- _EXERCISE GOAL_: Look through the lines below and extract any with the word "ووسط".

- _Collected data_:
════

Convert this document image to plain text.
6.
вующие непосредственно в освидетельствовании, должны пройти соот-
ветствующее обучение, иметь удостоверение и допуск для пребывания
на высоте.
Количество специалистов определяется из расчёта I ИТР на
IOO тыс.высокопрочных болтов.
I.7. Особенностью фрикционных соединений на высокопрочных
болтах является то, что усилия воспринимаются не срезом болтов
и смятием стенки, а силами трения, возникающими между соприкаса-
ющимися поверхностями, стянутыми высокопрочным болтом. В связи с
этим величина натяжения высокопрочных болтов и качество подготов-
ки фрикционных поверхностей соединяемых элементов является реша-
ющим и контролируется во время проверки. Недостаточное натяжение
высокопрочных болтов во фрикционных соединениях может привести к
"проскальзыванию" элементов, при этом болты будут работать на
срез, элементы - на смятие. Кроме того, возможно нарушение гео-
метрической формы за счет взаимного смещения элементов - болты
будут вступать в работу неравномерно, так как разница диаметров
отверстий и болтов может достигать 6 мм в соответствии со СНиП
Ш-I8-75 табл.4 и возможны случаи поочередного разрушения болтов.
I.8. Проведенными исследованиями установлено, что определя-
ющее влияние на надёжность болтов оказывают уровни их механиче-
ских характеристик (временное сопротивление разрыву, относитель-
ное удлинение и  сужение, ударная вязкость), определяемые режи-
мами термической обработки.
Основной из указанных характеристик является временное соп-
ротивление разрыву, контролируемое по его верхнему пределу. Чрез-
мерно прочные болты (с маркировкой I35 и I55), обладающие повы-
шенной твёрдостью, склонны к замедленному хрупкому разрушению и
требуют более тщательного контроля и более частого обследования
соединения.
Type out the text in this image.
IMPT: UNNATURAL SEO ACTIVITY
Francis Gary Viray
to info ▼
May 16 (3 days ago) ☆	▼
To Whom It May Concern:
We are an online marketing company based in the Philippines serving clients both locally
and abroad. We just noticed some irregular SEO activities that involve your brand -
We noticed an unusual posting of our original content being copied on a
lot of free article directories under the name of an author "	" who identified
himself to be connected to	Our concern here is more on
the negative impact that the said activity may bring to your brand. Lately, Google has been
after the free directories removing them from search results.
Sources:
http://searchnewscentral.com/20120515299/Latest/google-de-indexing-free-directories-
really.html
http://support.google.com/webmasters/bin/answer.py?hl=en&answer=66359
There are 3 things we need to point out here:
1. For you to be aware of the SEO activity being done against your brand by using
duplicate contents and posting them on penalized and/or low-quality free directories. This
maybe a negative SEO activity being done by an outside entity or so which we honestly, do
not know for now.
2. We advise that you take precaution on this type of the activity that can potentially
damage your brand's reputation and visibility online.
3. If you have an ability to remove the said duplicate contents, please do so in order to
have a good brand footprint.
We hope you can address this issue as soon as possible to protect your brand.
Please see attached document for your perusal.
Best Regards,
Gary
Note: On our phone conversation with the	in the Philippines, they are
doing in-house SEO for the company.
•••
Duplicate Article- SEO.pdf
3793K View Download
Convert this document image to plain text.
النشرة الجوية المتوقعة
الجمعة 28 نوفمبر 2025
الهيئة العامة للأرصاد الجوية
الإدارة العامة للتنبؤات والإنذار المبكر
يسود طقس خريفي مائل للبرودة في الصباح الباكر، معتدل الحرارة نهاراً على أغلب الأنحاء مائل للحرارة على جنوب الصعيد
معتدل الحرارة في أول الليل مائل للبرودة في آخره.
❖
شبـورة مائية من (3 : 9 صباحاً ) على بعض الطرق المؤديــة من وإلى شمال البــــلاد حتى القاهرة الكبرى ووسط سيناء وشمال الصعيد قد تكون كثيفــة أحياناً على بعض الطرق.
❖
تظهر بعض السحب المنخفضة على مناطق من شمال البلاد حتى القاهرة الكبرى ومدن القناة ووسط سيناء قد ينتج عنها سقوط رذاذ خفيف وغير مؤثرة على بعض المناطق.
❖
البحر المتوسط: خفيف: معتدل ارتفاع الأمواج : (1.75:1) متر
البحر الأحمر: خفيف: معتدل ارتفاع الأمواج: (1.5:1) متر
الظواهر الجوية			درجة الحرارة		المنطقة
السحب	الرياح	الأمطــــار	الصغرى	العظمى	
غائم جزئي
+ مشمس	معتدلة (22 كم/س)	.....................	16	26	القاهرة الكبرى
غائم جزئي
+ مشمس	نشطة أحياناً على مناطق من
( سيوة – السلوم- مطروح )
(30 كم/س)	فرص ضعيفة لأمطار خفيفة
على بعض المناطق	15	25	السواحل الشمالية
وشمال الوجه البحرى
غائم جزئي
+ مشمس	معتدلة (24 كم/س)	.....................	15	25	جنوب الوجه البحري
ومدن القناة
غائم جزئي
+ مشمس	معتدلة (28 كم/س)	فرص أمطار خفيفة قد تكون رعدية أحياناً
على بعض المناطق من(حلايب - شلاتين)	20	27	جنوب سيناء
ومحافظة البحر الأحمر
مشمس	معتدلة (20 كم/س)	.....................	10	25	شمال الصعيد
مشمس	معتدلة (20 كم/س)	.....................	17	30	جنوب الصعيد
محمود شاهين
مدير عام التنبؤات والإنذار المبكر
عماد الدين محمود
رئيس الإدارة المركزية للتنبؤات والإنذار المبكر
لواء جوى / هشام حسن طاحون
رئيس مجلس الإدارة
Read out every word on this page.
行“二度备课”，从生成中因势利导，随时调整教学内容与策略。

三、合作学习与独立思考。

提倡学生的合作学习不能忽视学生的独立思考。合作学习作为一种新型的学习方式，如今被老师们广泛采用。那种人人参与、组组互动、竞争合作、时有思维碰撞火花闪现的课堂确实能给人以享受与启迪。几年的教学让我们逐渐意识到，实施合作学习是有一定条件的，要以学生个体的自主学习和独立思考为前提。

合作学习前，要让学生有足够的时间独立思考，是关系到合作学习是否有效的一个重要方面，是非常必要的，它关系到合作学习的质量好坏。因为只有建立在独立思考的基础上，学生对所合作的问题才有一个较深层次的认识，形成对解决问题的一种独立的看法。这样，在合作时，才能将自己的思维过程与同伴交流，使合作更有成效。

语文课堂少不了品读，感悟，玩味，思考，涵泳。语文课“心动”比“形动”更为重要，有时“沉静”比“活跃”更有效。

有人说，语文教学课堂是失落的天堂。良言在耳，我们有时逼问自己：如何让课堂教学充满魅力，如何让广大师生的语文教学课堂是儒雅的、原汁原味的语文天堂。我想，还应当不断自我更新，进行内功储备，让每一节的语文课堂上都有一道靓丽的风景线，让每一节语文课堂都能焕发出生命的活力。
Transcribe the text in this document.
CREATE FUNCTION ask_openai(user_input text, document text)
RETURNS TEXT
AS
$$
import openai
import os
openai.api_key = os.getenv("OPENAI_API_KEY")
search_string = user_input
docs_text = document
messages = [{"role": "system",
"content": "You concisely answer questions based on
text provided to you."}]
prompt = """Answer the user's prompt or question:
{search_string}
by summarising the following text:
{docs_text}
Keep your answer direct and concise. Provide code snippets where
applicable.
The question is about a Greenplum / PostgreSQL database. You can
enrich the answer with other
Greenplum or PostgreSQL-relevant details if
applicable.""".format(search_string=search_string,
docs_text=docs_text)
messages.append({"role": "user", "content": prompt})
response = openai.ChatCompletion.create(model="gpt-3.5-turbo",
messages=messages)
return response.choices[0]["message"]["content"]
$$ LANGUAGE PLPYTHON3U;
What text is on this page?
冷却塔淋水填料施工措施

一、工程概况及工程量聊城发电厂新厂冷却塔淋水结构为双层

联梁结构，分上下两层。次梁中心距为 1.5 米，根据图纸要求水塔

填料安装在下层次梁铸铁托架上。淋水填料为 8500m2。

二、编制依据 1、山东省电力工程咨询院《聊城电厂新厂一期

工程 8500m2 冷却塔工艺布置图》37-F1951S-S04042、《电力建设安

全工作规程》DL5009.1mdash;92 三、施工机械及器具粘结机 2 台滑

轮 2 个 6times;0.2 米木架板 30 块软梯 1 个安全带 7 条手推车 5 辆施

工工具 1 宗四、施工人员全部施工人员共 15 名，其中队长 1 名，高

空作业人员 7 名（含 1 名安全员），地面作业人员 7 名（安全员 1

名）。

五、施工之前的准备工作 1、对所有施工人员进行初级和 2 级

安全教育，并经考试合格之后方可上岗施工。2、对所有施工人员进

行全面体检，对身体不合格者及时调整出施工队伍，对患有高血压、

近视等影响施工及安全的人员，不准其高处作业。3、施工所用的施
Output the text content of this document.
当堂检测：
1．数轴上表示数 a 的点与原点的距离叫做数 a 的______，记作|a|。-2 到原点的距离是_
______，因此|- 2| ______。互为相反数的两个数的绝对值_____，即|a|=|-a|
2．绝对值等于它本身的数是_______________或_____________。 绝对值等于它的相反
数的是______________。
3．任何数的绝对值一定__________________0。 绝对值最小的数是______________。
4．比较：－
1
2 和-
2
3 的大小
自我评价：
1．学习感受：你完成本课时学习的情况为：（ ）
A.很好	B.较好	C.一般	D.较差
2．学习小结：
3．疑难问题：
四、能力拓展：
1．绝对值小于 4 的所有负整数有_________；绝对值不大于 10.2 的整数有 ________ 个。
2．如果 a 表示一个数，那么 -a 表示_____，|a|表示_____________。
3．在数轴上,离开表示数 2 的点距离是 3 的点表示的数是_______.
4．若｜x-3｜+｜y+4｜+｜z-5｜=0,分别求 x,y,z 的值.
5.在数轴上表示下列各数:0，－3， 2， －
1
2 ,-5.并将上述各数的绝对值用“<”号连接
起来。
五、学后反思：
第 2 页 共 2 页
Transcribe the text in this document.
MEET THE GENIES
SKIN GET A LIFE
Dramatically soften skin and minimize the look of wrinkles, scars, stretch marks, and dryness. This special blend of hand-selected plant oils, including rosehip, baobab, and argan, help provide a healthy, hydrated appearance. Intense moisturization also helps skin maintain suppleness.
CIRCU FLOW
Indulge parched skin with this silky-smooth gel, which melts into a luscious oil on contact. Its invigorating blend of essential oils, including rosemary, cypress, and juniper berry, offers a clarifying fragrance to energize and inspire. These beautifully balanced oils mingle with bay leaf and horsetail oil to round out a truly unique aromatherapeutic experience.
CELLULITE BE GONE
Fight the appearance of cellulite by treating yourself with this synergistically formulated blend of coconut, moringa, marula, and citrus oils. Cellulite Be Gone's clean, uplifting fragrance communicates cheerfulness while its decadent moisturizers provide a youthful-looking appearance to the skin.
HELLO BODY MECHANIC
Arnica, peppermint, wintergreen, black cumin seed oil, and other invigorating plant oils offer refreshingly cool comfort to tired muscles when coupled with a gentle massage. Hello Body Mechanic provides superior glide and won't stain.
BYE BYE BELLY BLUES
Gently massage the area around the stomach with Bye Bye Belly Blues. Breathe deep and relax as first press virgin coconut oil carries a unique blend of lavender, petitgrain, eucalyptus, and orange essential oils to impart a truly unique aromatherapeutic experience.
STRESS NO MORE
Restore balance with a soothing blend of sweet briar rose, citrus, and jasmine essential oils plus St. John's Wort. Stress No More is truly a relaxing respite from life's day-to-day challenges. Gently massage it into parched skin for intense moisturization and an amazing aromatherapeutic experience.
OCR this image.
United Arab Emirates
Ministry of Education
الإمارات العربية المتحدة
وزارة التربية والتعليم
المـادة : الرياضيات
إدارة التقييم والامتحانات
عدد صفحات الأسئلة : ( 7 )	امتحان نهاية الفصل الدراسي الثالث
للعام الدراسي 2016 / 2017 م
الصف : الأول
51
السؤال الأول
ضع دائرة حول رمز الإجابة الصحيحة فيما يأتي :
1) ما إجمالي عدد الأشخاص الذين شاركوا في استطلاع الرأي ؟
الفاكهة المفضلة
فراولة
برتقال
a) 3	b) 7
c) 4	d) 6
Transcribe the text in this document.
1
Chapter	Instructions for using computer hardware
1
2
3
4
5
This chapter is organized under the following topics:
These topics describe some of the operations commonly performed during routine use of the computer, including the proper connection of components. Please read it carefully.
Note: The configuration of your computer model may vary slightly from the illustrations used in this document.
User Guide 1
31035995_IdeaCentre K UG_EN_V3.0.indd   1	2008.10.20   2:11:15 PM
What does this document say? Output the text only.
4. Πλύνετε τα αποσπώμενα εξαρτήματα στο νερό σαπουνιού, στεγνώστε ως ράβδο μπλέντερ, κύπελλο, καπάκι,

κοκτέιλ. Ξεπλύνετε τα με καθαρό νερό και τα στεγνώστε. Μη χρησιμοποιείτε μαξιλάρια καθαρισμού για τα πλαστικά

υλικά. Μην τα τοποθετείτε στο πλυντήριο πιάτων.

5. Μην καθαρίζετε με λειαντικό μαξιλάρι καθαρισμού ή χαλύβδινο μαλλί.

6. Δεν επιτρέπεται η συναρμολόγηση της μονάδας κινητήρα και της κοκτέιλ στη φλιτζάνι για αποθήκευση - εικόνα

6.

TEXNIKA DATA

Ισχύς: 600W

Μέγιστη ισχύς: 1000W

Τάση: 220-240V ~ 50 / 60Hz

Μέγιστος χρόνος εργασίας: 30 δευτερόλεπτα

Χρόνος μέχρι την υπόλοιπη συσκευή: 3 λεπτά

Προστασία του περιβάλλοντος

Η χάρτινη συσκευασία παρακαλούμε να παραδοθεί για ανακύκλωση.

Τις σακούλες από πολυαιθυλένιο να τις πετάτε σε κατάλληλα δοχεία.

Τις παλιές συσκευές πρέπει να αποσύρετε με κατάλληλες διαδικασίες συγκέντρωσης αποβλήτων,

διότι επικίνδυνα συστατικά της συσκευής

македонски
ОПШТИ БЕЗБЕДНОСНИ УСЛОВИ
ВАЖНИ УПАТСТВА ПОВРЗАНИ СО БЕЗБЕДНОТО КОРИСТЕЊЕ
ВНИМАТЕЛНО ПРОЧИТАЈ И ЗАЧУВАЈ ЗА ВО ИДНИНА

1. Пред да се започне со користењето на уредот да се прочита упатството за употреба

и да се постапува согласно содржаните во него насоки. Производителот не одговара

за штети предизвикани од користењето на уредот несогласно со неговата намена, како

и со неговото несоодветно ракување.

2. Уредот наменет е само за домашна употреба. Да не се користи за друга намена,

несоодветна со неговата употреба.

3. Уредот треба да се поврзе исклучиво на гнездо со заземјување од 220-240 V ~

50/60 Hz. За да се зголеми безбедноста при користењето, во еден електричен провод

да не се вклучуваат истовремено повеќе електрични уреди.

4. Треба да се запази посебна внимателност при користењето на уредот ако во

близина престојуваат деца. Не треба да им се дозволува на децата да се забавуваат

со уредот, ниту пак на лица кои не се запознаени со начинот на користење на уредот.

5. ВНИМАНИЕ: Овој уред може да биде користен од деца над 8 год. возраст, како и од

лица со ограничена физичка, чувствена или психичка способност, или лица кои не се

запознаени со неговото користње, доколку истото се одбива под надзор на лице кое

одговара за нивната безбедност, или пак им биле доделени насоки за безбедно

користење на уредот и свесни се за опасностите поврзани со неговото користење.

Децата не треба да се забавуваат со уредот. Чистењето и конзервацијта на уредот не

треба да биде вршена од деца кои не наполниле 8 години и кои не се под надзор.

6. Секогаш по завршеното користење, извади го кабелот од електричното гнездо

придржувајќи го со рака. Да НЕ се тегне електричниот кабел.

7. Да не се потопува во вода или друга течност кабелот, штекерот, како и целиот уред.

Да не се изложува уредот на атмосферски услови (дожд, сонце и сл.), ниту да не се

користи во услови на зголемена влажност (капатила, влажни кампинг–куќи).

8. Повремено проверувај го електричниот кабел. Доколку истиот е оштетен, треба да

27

════

- _OUTPUT_:
شبـورة مائية من (3 : 9 صباحاً ) على بعض الطرق المؤديــة من وإلى شمال البــــلاد حتى القاهرة الكبرى ووسط سيناء وشمال الصعيد قد تكون كثيفــة أحياناً على بعض الطرق.
تظهر بعض السحب المنخفضة على مناطق من شمال البلاد حتى القاهرة الكبرى ومدن القناة ووسط سيناء قد ينتج عنها سقوط رذاذ خفيف وغير مؤثرة على بعض المناطق.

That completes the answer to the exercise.